▶ **WHAT IS BEING ASKED**
Edit the listing below by replacing every instance of "candle-body" with "candlestick-body", leaving everything else unchanged. Omit the pictures from your answer.
::: RECORDS SHOWN :::
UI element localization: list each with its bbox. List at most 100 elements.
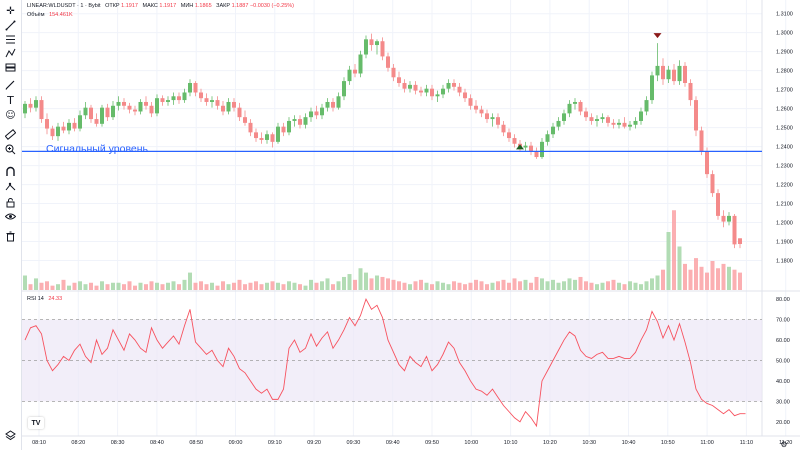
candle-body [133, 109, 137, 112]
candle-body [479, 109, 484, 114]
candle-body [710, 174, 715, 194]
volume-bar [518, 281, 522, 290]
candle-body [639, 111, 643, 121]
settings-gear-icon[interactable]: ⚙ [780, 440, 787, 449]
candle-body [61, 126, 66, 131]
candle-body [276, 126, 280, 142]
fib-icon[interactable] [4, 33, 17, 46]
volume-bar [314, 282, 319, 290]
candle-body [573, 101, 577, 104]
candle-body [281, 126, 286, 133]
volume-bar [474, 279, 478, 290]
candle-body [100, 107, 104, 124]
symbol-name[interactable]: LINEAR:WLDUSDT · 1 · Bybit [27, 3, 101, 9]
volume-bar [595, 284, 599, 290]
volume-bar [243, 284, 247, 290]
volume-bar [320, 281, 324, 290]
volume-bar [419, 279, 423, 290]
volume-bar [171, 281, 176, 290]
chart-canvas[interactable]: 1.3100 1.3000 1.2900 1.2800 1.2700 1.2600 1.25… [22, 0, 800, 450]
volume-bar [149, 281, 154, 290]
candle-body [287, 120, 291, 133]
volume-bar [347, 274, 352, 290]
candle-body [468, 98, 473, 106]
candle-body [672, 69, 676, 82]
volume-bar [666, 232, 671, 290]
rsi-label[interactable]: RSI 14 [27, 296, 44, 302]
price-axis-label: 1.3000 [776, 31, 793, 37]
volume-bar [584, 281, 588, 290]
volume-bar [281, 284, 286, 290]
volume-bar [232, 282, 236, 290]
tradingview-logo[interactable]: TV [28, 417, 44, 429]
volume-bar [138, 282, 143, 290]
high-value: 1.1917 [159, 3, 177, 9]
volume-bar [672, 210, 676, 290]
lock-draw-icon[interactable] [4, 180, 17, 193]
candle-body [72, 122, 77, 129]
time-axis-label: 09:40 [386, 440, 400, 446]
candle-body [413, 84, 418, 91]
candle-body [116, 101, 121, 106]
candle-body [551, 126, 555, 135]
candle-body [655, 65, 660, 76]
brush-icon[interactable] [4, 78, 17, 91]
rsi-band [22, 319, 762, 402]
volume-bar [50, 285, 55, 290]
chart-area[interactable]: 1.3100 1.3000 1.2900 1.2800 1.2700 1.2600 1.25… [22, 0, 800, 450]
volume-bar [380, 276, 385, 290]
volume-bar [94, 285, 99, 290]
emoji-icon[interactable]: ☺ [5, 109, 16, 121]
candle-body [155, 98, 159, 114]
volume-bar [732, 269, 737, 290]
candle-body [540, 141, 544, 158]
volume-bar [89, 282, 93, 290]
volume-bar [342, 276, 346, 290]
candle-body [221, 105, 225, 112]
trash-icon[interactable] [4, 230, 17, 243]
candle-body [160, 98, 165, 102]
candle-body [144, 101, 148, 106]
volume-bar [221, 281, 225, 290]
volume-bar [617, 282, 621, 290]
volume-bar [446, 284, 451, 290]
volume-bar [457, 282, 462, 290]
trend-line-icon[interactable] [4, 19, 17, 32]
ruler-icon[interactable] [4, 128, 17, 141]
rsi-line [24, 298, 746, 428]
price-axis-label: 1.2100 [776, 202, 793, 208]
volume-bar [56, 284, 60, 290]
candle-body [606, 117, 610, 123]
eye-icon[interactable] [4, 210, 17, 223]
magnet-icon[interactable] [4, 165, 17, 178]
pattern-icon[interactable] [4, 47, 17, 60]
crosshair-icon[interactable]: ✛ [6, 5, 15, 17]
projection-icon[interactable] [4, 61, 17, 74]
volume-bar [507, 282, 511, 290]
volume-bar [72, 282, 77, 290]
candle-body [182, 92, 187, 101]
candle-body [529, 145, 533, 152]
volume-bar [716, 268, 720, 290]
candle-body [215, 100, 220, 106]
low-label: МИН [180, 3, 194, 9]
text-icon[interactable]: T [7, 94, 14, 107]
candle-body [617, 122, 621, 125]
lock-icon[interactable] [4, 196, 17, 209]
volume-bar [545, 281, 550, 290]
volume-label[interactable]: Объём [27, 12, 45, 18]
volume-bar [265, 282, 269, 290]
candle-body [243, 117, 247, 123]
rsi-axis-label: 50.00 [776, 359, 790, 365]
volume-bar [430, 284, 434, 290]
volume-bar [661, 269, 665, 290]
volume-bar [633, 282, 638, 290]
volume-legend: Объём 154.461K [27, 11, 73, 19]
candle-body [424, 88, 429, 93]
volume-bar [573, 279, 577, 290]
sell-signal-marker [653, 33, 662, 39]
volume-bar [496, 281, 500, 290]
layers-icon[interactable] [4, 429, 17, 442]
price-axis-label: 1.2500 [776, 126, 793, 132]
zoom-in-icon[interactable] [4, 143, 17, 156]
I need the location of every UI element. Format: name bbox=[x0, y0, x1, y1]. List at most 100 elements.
:::
▶ **FINISHED TASK**
UI element localization: list each with its bbox. List at most 100 elements.
candlestick-body [133, 109, 137, 112]
candlestick-body [479, 109, 484, 114]
candlestick-body [710, 174, 715, 194]
volume-bar [518, 281, 522, 290]
candlestick-body [639, 111, 643, 121]
settings-gear-icon[interactable]: ⚙ [780, 440, 787, 449]
candlestick-body [61, 126, 66, 131]
candlestick-body [276, 126, 280, 142]
fib-icon[interactable] [4, 33, 17, 46]
volume-bar [314, 282, 319, 290]
candlestick-body [573, 101, 577, 104]
candlestick-body [281, 126, 286, 133]
volume-bar [474, 279, 478, 290]
candlestick-body [100, 107, 104, 124]
symbol-name[interactable]: LINEAR:WLDUSDT · 1 · Bybit [27, 3, 101, 9]
volume-bar [595, 284, 599, 290]
volume-bar [243, 284, 247, 290]
volume-bar [320, 281, 324, 290]
volume-bar [419, 279, 423, 290]
volume-bar [171, 281, 176, 290]
chart-canvas[interactable]: 1.3100 1.3000 1.2900 1.2800 1.2700 1.2600 1.25… [22, 0, 800, 450]
volume-bar [149, 281, 154, 290]
candlestick-body [287, 120, 291, 133]
volume-bar [347, 274, 352, 290]
candlestick-body [468, 98, 473, 106]
candlestick-body [672, 69, 676, 82]
volume-bar [666, 232, 671, 290]
rsi-label[interactable]: RSI 14 [27, 296, 44, 302]
price-axis-label: 1.3000 [776, 31, 793, 37]
volume-bar [584, 281, 588, 290]
volume-bar [281, 284, 286, 290]
volume-bar [232, 282, 236, 290]
tradingview-logo[interactable]: TV [28, 417, 44, 429]
volume-bar [138, 282, 143, 290]
high-value: 1.1917 [159, 3, 177, 9]
volume-bar [672, 210, 676, 290]
lock-draw-icon[interactable] [4, 180, 17, 193]
candlestick-body [72, 122, 77, 129]
time-axis-label: 09:40 [386, 440, 400, 446]
candlestick-body [413, 84, 418, 91]
candlestick-body [116, 101, 121, 106]
candlestick-body [551, 126, 555, 135]
candlestick-body [655, 65, 660, 76]
brush-icon[interactable] [4, 78, 17, 91]
rsi-band [22, 319, 762, 402]
volume-bar [50, 285, 55, 290]
chart-area[interactable]: 1.3100 1.3000 1.2900 1.2800 1.2700 1.2600 1.25… [22, 0, 800, 450]
volume-bar [380, 276, 385, 290]
volume-bar [94, 285, 99, 290]
emoji-icon[interactable]: ☺ [5, 109, 16, 121]
candlestick-body [155, 98, 159, 114]
volume-bar [732, 269, 737, 290]
candlestick-body [540, 141, 544, 158]
volume-bar [89, 282, 93, 290]
volume-bar [342, 276, 346, 290]
candlestick-body [221, 105, 225, 112]
trash-icon[interactable] [4, 230, 17, 243]
candlestick-body [160, 98, 165, 102]
candlestick-body [144, 101, 148, 106]
volume-bar [221, 281, 225, 290]
volume-bar [617, 282, 621, 290]
volume-bar [446, 284, 451, 290]
volume-bar [457, 282, 462, 290]
trend-line-icon[interactable] [4, 19, 17, 32]
ruler-icon[interactable] [4, 128, 17, 141]
rsi-line [24, 298, 746, 428]
price-axis-label: 1.2100 [776, 202, 793, 208]
volume-bar [56, 284, 60, 290]
candlestick-body [606, 117, 610, 123]
eye-icon[interactable] [4, 210, 17, 223]
magnet-icon[interactable] [4, 165, 17, 178]
pattern-icon[interactable] [4, 47, 17, 60]
crosshair-icon[interactable]: ✛ [6, 5, 15, 17]
projection-icon[interactable] [4, 61, 17, 74]
volume-bar [507, 282, 511, 290]
volume-bar [72, 282, 77, 290]
candlestick-body [182, 92, 187, 101]
candlestick-body [529, 145, 533, 152]
volume-bar [716, 268, 720, 290]
candlestick-body [215, 100, 220, 106]
low-label: МИН [180, 3, 194, 9]
text-icon[interactable]: T [7, 94, 14, 107]
candlestick-body [617, 122, 621, 125]
lock-icon[interactable] [4, 196, 17, 209]
volume-bar [545, 281, 550, 290]
volume-label[interactable]: Объём [27, 12, 45, 18]
volume-bar [265, 282, 269, 290]
candlestick-body [243, 117, 247, 123]
rsi-axis-label: 50.00 [776, 359, 790, 365]
volume-bar [430, 284, 434, 290]
volume-bar [661, 269, 665, 290]
volume-bar [633, 282, 638, 290]
volume-legend: Объём 154.461K [27, 11, 73, 19]
candlestick-body [424, 88, 429, 93]
volume-bar [573, 279, 577, 290]
sell-signal-marker [653, 33, 662, 39]
volume-bar [496, 281, 500, 290]
layers-icon[interactable] [4, 429, 17, 442]
price-axis-label: 1.2500 [776, 126, 793, 132]
zoom-in-icon[interactable] [4, 143, 17, 156]
I need the location of every UI element. Format: name bbox=[x0, y0, x1, y1]. List at most 100 elements.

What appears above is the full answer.